__Prompt__
Locate and copy each line in the data that contains the word "φυσικὴ".

━━━━━━━━━━━━━━━━━━━━━━━━━━━━━━

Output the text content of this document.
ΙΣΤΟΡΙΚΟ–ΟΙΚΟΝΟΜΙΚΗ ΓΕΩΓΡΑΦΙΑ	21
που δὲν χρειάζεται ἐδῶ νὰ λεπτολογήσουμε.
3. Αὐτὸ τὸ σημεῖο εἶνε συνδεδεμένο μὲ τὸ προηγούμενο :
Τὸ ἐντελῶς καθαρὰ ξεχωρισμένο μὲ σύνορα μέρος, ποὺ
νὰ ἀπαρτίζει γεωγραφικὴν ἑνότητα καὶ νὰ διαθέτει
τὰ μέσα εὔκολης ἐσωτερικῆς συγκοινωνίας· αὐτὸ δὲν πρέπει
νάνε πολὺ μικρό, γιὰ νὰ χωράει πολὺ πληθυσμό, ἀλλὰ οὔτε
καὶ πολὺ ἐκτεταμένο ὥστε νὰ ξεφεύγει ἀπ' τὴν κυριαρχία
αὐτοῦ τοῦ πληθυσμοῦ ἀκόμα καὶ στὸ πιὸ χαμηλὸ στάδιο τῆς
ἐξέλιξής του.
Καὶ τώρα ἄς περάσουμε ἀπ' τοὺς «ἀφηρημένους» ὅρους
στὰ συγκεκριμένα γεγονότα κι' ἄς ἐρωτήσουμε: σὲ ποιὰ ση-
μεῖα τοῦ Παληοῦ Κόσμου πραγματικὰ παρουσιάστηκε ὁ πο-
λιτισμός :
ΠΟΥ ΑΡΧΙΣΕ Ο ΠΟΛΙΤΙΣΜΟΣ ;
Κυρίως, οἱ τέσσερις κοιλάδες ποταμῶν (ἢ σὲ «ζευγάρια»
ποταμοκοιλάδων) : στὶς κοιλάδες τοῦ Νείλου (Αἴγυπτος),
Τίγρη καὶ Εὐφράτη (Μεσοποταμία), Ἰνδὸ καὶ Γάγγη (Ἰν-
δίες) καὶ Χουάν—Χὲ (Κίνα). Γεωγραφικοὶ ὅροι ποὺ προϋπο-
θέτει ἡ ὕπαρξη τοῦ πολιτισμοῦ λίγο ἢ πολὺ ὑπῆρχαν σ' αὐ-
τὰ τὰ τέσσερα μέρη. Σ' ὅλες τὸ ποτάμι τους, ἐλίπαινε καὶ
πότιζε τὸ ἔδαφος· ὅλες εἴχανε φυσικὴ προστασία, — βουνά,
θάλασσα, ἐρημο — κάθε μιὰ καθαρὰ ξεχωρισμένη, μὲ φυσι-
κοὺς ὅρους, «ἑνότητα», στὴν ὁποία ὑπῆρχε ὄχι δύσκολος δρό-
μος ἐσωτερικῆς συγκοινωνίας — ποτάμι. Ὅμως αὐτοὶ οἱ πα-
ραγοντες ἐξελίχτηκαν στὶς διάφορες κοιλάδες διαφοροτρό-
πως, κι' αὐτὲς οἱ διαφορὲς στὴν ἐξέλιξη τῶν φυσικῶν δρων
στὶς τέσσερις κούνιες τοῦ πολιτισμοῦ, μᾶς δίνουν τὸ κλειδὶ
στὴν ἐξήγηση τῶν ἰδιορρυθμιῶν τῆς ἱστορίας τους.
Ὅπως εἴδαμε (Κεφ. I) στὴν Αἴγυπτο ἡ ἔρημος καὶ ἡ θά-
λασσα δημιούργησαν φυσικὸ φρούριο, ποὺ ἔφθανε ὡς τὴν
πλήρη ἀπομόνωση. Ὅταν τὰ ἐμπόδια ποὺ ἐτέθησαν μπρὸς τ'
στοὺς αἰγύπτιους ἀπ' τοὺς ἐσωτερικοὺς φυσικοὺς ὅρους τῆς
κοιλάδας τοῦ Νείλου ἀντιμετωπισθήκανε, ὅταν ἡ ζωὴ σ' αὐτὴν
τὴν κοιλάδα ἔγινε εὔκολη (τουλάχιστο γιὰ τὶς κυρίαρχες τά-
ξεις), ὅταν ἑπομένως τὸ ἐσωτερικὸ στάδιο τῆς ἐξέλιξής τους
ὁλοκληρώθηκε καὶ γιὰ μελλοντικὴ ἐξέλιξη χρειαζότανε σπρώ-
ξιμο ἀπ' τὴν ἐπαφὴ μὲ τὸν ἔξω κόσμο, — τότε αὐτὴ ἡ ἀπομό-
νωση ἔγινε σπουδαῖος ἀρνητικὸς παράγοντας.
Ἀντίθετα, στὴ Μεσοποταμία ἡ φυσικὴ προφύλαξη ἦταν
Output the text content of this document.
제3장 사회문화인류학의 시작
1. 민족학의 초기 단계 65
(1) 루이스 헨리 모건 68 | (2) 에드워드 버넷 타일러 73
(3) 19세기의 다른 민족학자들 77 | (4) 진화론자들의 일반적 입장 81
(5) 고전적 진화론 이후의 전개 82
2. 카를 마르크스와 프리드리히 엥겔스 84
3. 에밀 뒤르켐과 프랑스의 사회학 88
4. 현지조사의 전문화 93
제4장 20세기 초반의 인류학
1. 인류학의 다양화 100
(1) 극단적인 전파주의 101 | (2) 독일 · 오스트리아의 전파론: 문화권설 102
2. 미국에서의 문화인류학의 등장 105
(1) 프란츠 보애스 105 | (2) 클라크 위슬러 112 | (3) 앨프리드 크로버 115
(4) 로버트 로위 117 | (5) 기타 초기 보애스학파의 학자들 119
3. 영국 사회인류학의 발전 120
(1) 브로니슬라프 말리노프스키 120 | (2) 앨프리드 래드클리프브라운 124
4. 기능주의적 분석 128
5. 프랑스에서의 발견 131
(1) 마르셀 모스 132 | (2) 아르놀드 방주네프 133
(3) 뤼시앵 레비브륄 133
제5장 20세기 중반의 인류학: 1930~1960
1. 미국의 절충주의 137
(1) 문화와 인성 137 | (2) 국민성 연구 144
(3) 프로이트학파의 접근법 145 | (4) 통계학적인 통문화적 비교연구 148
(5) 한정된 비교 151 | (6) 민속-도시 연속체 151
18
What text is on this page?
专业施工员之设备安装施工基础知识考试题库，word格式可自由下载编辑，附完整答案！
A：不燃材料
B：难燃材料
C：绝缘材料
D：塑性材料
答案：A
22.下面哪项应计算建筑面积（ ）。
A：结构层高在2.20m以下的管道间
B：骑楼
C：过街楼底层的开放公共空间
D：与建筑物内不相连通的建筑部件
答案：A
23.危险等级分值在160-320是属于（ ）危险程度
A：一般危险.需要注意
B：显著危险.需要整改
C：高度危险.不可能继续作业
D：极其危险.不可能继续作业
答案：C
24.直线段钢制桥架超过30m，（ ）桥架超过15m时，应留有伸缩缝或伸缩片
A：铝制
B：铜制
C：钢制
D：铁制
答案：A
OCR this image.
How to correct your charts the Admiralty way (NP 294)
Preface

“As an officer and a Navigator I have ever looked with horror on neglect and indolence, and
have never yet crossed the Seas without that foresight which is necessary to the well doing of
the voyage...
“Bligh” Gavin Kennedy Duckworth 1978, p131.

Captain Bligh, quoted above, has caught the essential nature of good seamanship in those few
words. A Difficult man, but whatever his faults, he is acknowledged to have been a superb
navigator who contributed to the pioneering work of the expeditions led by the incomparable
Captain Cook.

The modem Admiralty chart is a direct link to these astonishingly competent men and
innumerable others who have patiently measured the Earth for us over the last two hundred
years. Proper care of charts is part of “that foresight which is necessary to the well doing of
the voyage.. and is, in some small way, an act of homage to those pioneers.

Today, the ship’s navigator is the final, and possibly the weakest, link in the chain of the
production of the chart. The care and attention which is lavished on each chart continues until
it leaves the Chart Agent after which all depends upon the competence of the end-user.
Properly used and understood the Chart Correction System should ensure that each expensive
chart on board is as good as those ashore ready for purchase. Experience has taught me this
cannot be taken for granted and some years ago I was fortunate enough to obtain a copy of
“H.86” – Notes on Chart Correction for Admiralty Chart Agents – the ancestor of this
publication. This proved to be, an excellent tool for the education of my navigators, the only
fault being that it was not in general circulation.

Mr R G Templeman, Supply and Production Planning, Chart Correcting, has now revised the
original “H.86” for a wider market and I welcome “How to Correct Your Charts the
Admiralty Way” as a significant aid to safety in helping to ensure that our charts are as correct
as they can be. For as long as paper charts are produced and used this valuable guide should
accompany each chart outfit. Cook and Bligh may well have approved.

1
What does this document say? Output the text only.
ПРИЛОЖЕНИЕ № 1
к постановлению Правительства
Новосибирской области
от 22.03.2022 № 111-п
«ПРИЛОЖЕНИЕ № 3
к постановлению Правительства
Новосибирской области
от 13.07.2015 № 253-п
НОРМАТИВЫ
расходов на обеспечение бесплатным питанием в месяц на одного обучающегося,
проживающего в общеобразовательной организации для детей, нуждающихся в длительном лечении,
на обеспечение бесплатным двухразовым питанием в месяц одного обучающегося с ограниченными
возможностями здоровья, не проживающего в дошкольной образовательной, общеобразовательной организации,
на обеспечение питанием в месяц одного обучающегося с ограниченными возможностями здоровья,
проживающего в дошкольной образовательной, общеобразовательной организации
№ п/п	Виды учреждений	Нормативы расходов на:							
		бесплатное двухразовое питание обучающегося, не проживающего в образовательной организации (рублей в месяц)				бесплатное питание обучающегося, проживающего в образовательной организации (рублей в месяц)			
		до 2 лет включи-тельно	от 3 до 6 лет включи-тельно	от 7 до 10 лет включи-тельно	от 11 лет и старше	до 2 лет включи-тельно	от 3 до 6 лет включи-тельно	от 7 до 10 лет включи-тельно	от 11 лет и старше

━━━━━━━━━━━━━━━━━━━━━━━━━━━━━━

__Expected answer__
πότιζε τὸ ἔδαφος· ὅλες εἴχανε φυσικὴ προστασία, — βουνά,
Ἀντίθετα, στὴ Μεσοποταμία ἡ φυσικὴ προφύλαξη ἦταν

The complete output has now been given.